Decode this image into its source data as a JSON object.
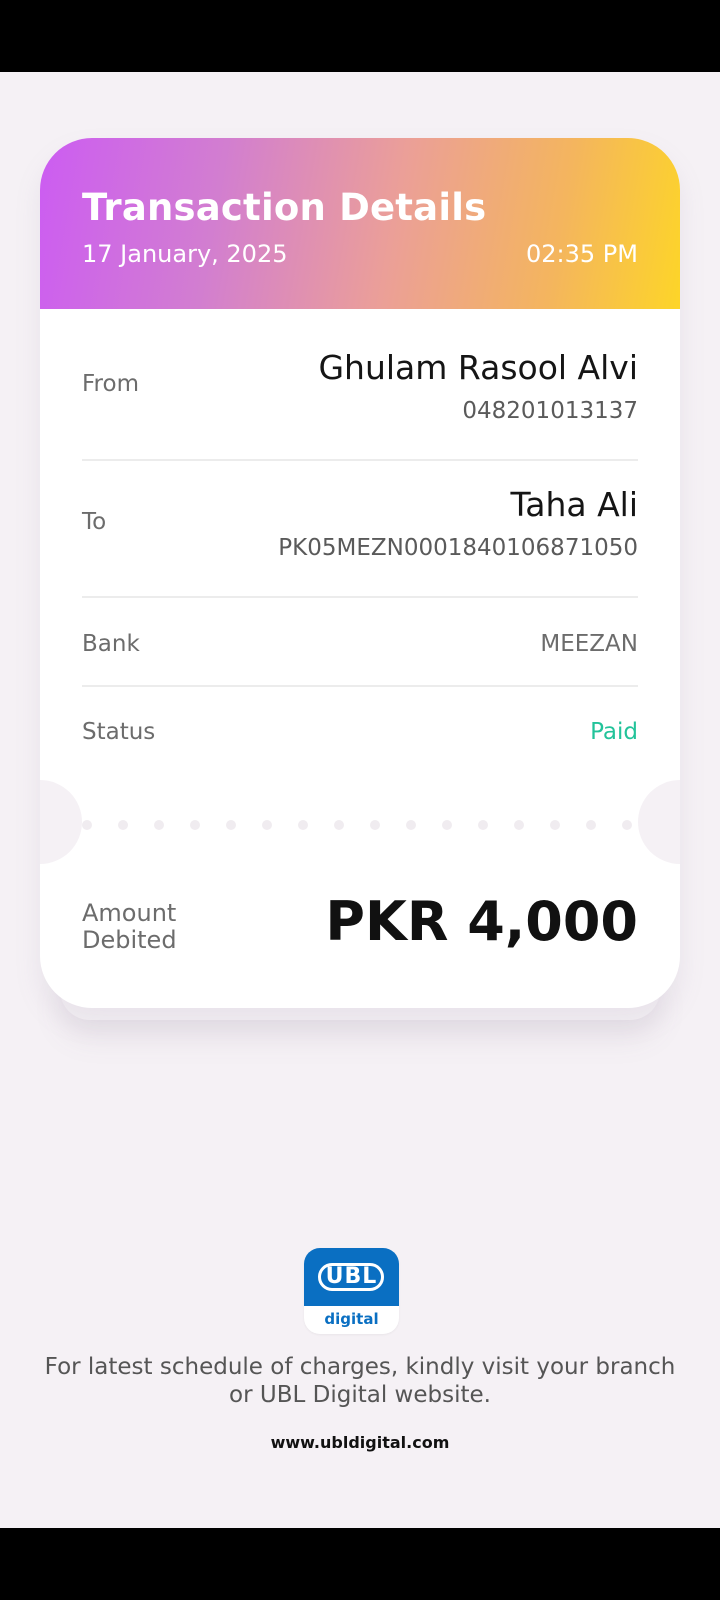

....................

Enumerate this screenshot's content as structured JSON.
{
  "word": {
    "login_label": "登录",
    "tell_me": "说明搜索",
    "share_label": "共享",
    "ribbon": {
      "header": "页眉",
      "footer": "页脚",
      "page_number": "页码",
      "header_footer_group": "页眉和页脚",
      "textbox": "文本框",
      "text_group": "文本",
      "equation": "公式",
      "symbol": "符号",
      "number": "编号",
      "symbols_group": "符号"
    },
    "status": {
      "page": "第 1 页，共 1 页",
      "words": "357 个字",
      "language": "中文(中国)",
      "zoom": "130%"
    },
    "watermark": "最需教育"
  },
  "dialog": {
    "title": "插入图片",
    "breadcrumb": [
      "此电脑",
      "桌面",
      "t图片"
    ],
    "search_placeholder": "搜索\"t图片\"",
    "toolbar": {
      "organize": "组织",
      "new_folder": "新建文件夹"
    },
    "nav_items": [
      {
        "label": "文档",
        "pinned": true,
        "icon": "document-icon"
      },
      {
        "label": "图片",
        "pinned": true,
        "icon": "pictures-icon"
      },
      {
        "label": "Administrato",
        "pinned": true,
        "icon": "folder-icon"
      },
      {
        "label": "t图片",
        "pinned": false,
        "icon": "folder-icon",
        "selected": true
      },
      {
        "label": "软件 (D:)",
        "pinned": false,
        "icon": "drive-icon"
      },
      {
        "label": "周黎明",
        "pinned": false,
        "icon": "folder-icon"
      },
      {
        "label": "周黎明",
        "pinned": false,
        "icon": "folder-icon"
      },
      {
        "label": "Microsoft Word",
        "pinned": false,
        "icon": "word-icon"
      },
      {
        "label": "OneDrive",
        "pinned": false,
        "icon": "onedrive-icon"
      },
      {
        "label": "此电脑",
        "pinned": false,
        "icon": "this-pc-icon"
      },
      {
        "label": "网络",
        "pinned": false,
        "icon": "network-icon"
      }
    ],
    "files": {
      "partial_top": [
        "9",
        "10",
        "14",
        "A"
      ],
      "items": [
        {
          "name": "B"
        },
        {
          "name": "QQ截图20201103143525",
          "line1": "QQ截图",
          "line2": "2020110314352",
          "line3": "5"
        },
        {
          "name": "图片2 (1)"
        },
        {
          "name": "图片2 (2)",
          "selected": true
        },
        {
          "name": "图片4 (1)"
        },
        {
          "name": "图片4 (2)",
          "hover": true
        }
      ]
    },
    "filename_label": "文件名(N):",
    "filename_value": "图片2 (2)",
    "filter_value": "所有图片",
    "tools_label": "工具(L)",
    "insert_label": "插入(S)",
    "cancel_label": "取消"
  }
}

....................

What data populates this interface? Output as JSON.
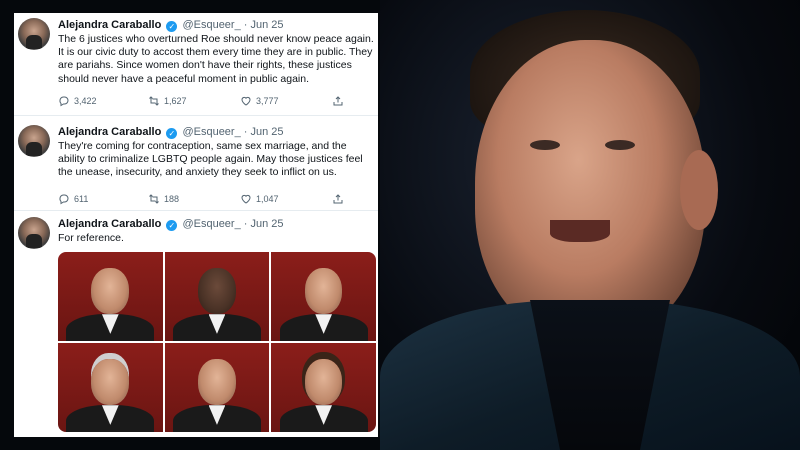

....................

State the count of lines above containing the string "data", and add nothing to it.

2